• [Challenge]
Check every line below for the word "name" and copy each one that has it.

• [Records for the task]
** START **
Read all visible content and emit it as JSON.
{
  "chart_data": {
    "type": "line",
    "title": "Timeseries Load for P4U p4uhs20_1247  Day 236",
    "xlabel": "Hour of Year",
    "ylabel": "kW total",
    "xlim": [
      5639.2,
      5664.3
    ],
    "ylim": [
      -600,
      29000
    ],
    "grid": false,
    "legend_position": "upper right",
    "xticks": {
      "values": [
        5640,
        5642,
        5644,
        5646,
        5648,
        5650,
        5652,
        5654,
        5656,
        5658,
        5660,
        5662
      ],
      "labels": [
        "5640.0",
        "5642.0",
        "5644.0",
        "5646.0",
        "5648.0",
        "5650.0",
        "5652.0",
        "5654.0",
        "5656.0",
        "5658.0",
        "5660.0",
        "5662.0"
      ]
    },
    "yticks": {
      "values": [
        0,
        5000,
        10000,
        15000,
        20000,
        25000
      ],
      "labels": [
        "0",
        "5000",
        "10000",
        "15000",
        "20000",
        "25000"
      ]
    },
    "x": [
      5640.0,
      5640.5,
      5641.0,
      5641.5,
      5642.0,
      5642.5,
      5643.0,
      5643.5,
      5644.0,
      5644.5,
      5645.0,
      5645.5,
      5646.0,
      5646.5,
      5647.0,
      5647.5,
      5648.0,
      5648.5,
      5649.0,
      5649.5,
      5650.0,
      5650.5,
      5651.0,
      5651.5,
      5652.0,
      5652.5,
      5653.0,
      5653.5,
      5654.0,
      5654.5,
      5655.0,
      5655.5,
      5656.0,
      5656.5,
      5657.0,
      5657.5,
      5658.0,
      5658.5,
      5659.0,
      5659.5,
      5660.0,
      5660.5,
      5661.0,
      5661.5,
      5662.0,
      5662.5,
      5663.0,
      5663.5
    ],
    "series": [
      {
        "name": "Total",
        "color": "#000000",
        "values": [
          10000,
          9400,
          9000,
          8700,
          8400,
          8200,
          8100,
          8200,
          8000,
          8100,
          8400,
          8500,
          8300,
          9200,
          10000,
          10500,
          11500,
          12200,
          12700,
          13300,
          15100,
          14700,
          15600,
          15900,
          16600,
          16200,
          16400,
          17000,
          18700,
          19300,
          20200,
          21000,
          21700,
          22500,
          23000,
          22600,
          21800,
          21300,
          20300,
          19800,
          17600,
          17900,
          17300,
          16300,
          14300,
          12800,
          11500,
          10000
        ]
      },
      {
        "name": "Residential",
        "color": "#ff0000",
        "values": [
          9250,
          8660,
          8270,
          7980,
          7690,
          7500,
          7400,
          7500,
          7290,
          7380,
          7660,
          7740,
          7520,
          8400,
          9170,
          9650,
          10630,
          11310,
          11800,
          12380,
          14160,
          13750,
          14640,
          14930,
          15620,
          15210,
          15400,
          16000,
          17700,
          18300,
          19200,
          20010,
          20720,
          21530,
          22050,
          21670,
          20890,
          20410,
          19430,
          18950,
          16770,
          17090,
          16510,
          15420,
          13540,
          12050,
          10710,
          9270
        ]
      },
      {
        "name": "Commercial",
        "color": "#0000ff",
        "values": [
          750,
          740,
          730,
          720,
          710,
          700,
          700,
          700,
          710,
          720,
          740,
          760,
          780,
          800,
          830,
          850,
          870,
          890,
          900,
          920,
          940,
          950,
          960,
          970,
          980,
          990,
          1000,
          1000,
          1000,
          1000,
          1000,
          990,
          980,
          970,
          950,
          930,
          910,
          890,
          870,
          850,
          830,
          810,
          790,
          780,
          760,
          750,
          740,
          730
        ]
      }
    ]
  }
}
** END **
• [The output]
        "name": "Total",
        "name": "Residential",
        "name": "Commercial",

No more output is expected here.